Copy everything in the listing below word for word, apart from any images.
◇ ◇ ◇ ◇ ◇
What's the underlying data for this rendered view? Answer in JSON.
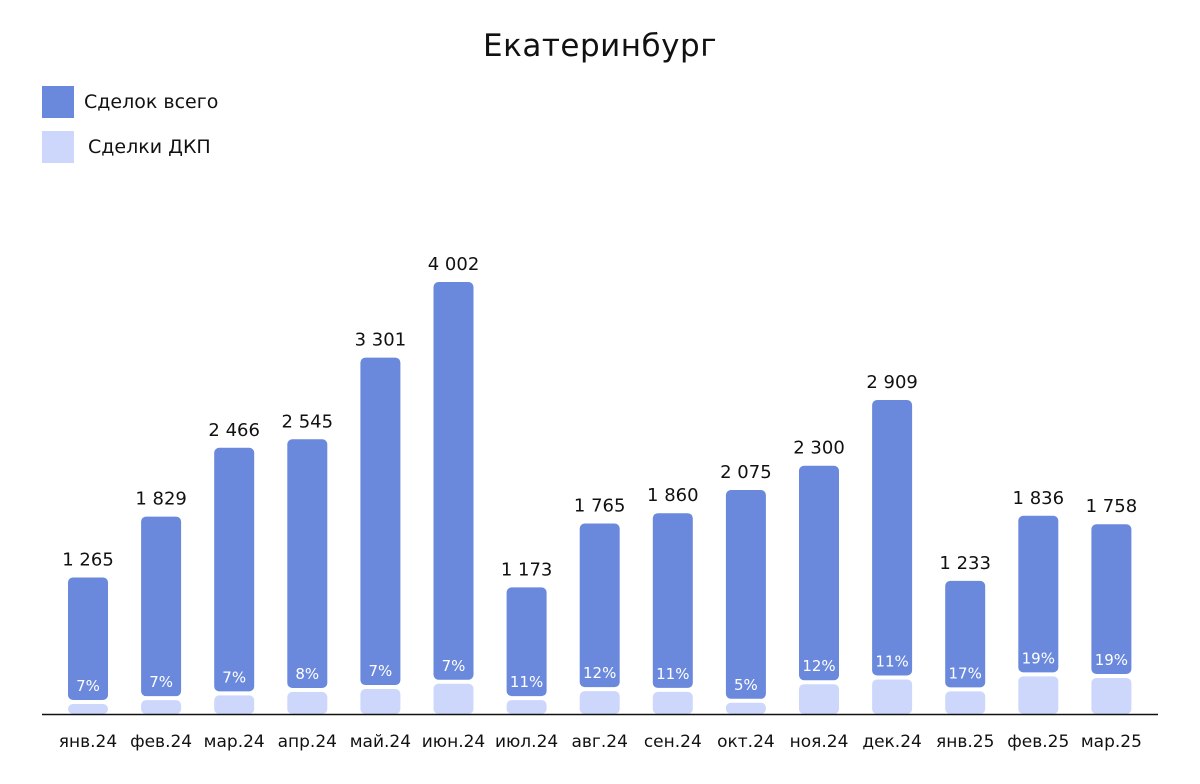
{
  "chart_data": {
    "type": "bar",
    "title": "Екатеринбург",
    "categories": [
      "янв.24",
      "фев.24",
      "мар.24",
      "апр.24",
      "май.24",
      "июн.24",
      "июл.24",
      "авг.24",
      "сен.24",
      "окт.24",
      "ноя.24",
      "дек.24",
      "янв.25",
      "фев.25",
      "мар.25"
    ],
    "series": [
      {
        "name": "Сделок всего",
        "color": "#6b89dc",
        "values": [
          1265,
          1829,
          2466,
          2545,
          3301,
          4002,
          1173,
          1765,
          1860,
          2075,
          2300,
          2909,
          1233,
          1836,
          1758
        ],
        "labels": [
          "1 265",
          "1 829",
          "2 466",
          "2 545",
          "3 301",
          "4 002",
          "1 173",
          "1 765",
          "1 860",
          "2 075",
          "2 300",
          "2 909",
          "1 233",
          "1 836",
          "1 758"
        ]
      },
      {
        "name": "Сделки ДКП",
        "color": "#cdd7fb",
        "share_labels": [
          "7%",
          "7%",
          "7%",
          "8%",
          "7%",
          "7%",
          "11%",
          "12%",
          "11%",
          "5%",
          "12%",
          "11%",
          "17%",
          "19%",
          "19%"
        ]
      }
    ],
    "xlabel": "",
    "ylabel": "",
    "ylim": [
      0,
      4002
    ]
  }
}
◇ ◇ ◇ ◇ ◇
**Final result**
What's the underlying data for this rendered view? Answer in JSON.
{
  "chart_data": {
    "type": "bar",
    "title": "Екатеринбург",
    "categories": [
      "янв.24",
      "фев.24",
      "мар.24",
      "апр.24",
      "май.24",
      "июн.24",
      "июл.24",
      "авг.24",
      "сен.24",
      "окт.24",
      "ноя.24",
      "дек.24",
      "янв.25",
      "фев.25",
      "мар.25"
    ],
    "series": [
      {
        "name": "Сделок всего",
        "color": "#6b89dc",
        "values": [
          1265,
          1829,
          2466,
          2545,
          3301,
          4002,
          1173,
          1765,
          1860,
          2075,
          2300,
          2909,
          1233,
          1836,
          1758
        ],
        "labels": [
          "1 265",
          "1 829",
          "2 466",
          "2 545",
          "3 301",
          "4 002",
          "1 173",
          "1 765",
          "1 860",
          "2 075",
          "2 300",
          "2 909",
          "1 233",
          "1 836",
          "1 758"
        ]
      },
      {
        "name": "Сделки ДКП",
        "color": "#cdd7fb",
        "share_labels": [
          "7%",
          "7%",
          "7%",
          "8%",
          "7%",
          "7%",
          "11%",
          "12%",
          "11%",
          "5%",
          "12%",
          "11%",
          "17%",
          "19%",
          "19%"
        ]
      }
    ],
    "xlabel": "",
    "ylabel": "",
    "ylim": [
      0,
      4002
    ]
  }
}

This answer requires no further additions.